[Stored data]
* * *
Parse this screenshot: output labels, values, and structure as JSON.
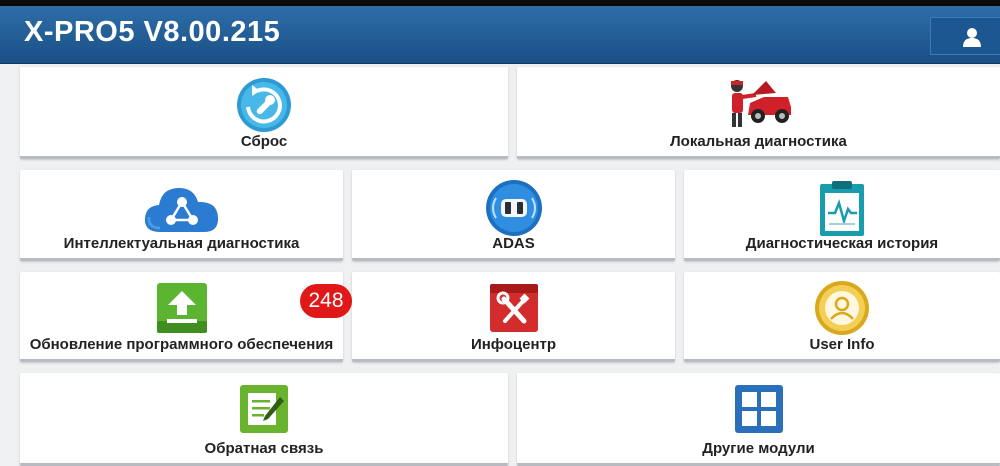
{
  "header": {
    "title": "X-PRO5 V8.00.215"
  },
  "tiles": {
    "reset": {
      "label": "Сброс"
    },
    "local_diagnostics": {
      "label": "Локальная диагностика"
    },
    "intelligent_diagnostics": {
      "label": "Интеллектуальная диагностика"
    },
    "adas": {
      "label": "ADAS"
    },
    "diagnostic_history": {
      "label": "Диагностическая история"
    },
    "software_update": {
      "label": "Обновление программного обеспечения",
      "badge": "248"
    },
    "infocenter": {
      "label": "Инфоцентр"
    },
    "user_info": {
      "label": "User Info"
    },
    "feedback": {
      "label": "Обратная связь"
    },
    "other_modules": {
      "label": "Другие модули"
    }
  },
  "colors": {
    "header": "#1f5a94",
    "badge": "#e01818",
    "update_icon": "#5cb531",
    "infocenter_icon": "#d32c2c",
    "other_modules_icon": "#2b6fba"
  }
}
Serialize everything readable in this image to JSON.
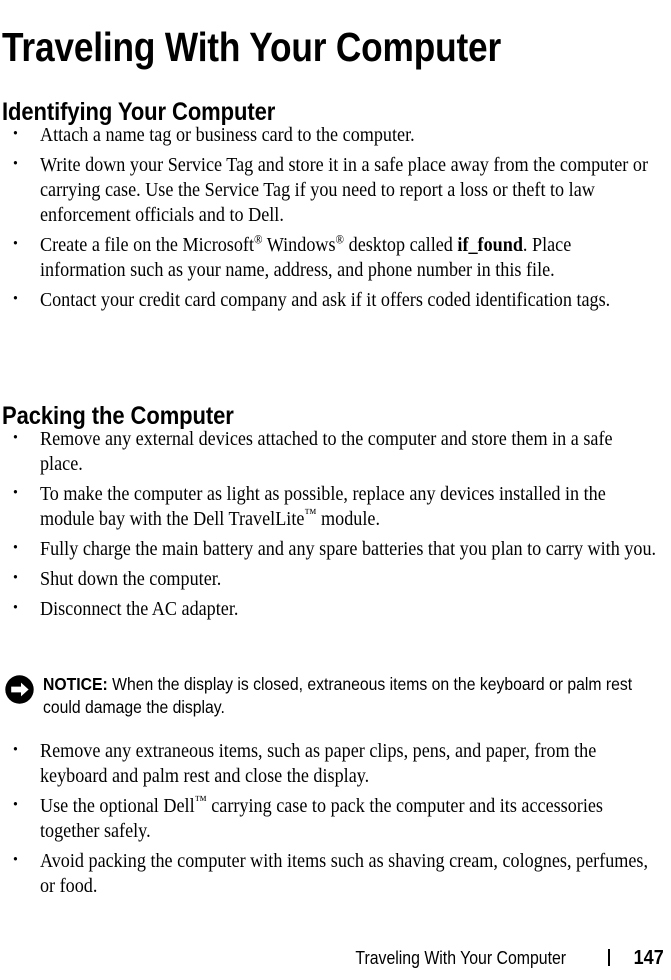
{
  "document": {
    "page_title": "Traveling With Your Computer"
  },
  "sections": [
    {
      "heading": "Identifying Your Computer",
      "bullets": [
        {
          "text": "Attach a name tag or business card to the computer."
        },
        {
          "text": "Write down your Service Tag and store it in a safe place away from the computer or carrying case. Use the Service Tag if you need to report a loss or theft to law enforcement officials and to Dell."
        },
        {
          "rich": true,
          "parts": [
            {
              "t": "text",
              "v": "Create a file on the Microsoft"
            },
            {
              "t": "sup",
              "v": "®"
            },
            {
              "t": "text",
              "v": " Windows"
            },
            {
              "t": "sup",
              "v": "®"
            },
            {
              "t": "text",
              "v": " desktop called "
            },
            {
              "t": "bold",
              "v": "if_found"
            },
            {
              "t": "text",
              "v": ". Place information such as your name, address, and phone number in this file."
            }
          ]
        },
        {
          "text": "Contact your credit card company and ask if it offers coded identification tags."
        }
      ]
    },
    {
      "heading": "Packing the Computer",
      "bullets": [
        {
          "text": "Remove any external devices attached to the computer and store them in a safe place."
        },
        {
          "rich": true,
          "parts": [
            {
              "t": "text",
              "v": "To make the computer as light as possible, replace any devices installed in the module bay with the Dell TravelLite"
            },
            {
              "t": "tm",
              "v": "™"
            },
            {
              "t": "text",
              "v": " module."
            }
          ]
        },
        {
          "text": "Fully charge the main battery and any spare batteries that you plan to carry with you."
        },
        {
          "text": "Shut down the computer."
        },
        {
          "text": "Disconnect the AC adapter."
        }
      ],
      "bullets_after_notice": [
        {
          "text": "Remove any extraneous items, such as paper clips, pens, and paper, from the keyboard and palm rest and close the display."
        },
        {
          "rich": true,
          "parts": [
            {
              "t": "text",
              "v": "Use the optional Dell"
            },
            {
              "t": "tm",
              "v": "™"
            },
            {
              "t": "text",
              "v": " carrying case to pack the computer and its accessories together safely."
            }
          ]
        },
        {
          "text": "Avoid packing the computer with items such as shaving cream, colognes, perfumes, or food."
        }
      ]
    }
  ],
  "notice": {
    "icon": "notice-arrow-icon",
    "label": "NOTICE:",
    "text": "When the display is closed, extraneous items on the keyboard or palm rest could damage the display."
  },
  "footer": {
    "title": "Traveling With Your Computer",
    "separator": "|",
    "page_number": "147"
  },
  "colors": {
    "text": "#000000",
    "background": "#ffffff",
    "notice_icon": "#000000"
  }
}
* * *
**WHAT IS ASKED:**
Look through the material above. Copy each line where the word "rest" appears.

**EXERCISE ANSWER:**
          "text": "Remove any extraneous items, such as paper clips, pens, and paper, from the keyboard and palm rest and close the display."
    "text": "When the display is closed, extraneous items on the keyboard or palm rest could damage the display."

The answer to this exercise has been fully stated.